Aim of the task —
Without including any pictures, write out all the entries exactly.

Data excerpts
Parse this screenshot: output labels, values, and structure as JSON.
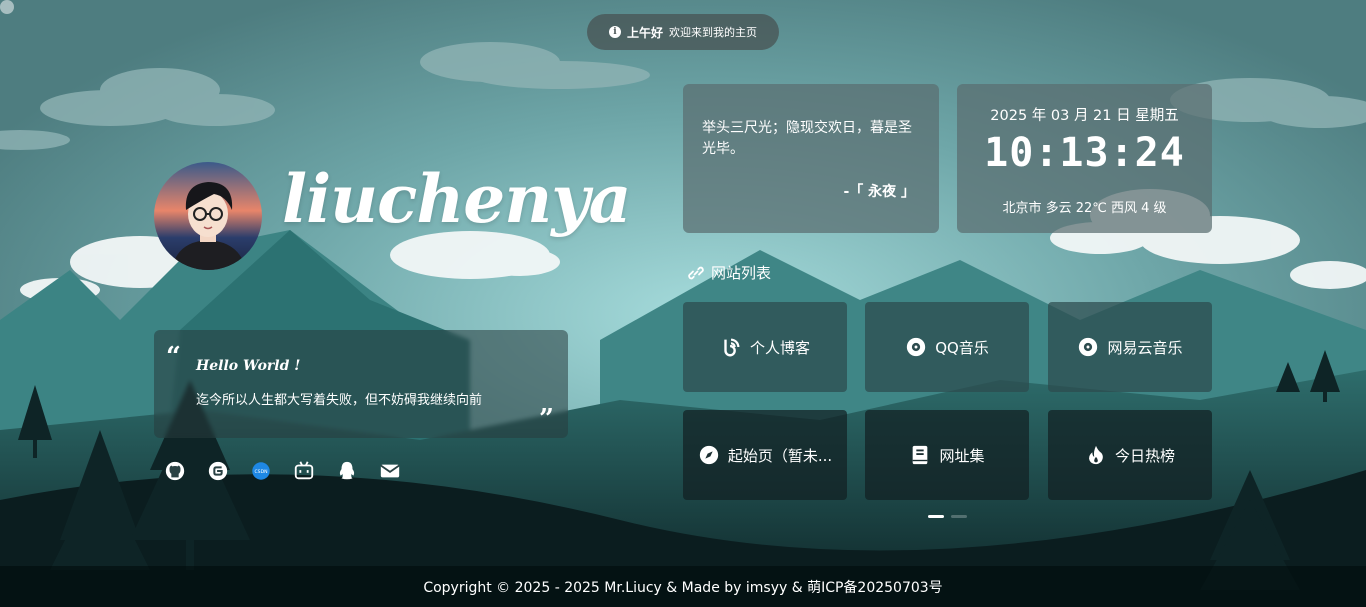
{
  "greeting": {
    "time_of_day": "上午好",
    "message": "欢迎来到我的主页"
  },
  "profile": {
    "site_name": "liuchenya"
  },
  "quote": {
    "title": "Hello World !",
    "text": "迄今所以人生都大写着失败，但不妨碍我继续向前"
  },
  "socials": [
    {
      "icon": "github-icon"
    },
    {
      "icon": "gitee-icon"
    },
    {
      "icon": "csdn-icon"
    },
    {
      "icon": "bilibili-icon"
    },
    {
      "icon": "qq-icon"
    },
    {
      "icon": "mail-icon"
    }
  ],
  "hitokoto": {
    "text": "举头三尺光；隐现交欢日，暮是圣光毕。",
    "from": "-「 永夜 」"
  },
  "time": {
    "date": "2025 年 03 月 21 日 星期五",
    "clock": "10:13:24",
    "weather": "北京市 多云 22℃  西风  4 级"
  },
  "sites": {
    "title": "网站列表",
    "items": [
      {
        "label": "个人博客",
        "icon": "blog-icon"
      },
      {
        "label": "QQ音乐",
        "icon": "music-disc-icon"
      },
      {
        "label": "网易云音乐",
        "icon": "music-disc-icon"
      },
      {
        "label": "起始页（暂未...",
        "icon": "compass-icon"
      },
      {
        "label": "网址集",
        "icon": "book-icon"
      },
      {
        "label": "今日热榜",
        "icon": "fire-icon"
      }
    ],
    "pages": 2,
    "current_page": 1
  },
  "footer": {
    "text": "Copyright © 2025 - 2025 Mr.Liucy & Made by imsyy & 萌ICP备20250703号"
  },
  "colors": {
    "accent": "#ffffff",
    "panel": "#5a6e70",
    "sky": "#8cc7c8"
  }
}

Correct result —
Parse this screenshot: output labels, values, and structure as JSON.
{
  "greeting": {
    "time_of_day": "上午好",
    "message": "欢迎来到我的主页"
  },
  "profile": {
    "site_name": "liuchenya"
  },
  "quote": {
    "title": "Hello World !",
    "text": "迄今所以人生都大写着失败，但不妨碍我继续向前"
  },
  "socials": [
    {
      "icon": "github-icon"
    },
    {
      "icon": "gitee-icon"
    },
    {
      "icon": "csdn-icon"
    },
    {
      "icon": "bilibili-icon"
    },
    {
      "icon": "qq-icon"
    },
    {
      "icon": "mail-icon"
    }
  ],
  "hitokoto": {
    "text": "举头三尺光；隐现交欢日，暮是圣光毕。",
    "from": "-「 永夜 」"
  },
  "time": {
    "date": "2025 年 03 月 21 日 星期五",
    "clock": "10:13:24",
    "weather": "北京市 多云 22℃  西风  4 级"
  },
  "sites": {
    "title": "网站列表",
    "items": [
      {
        "label": "个人博客",
        "icon": "blog-icon"
      },
      {
        "label": "QQ音乐",
        "icon": "music-disc-icon"
      },
      {
        "label": "网易云音乐",
        "icon": "music-disc-icon"
      },
      {
        "label": "起始页（暂未...",
        "icon": "compass-icon"
      },
      {
        "label": "网址集",
        "icon": "book-icon"
      },
      {
        "label": "今日热榜",
        "icon": "fire-icon"
      }
    ],
    "pages": 2,
    "current_page": 1
  },
  "footer": {
    "text": "Copyright © 2025 - 2025 Mr.Liucy & Made by imsyy & 萌ICP备20250703号"
  },
  "colors": {
    "accent": "#ffffff",
    "panel": "#5a6e70",
    "sky": "#8cc7c8"
  }
}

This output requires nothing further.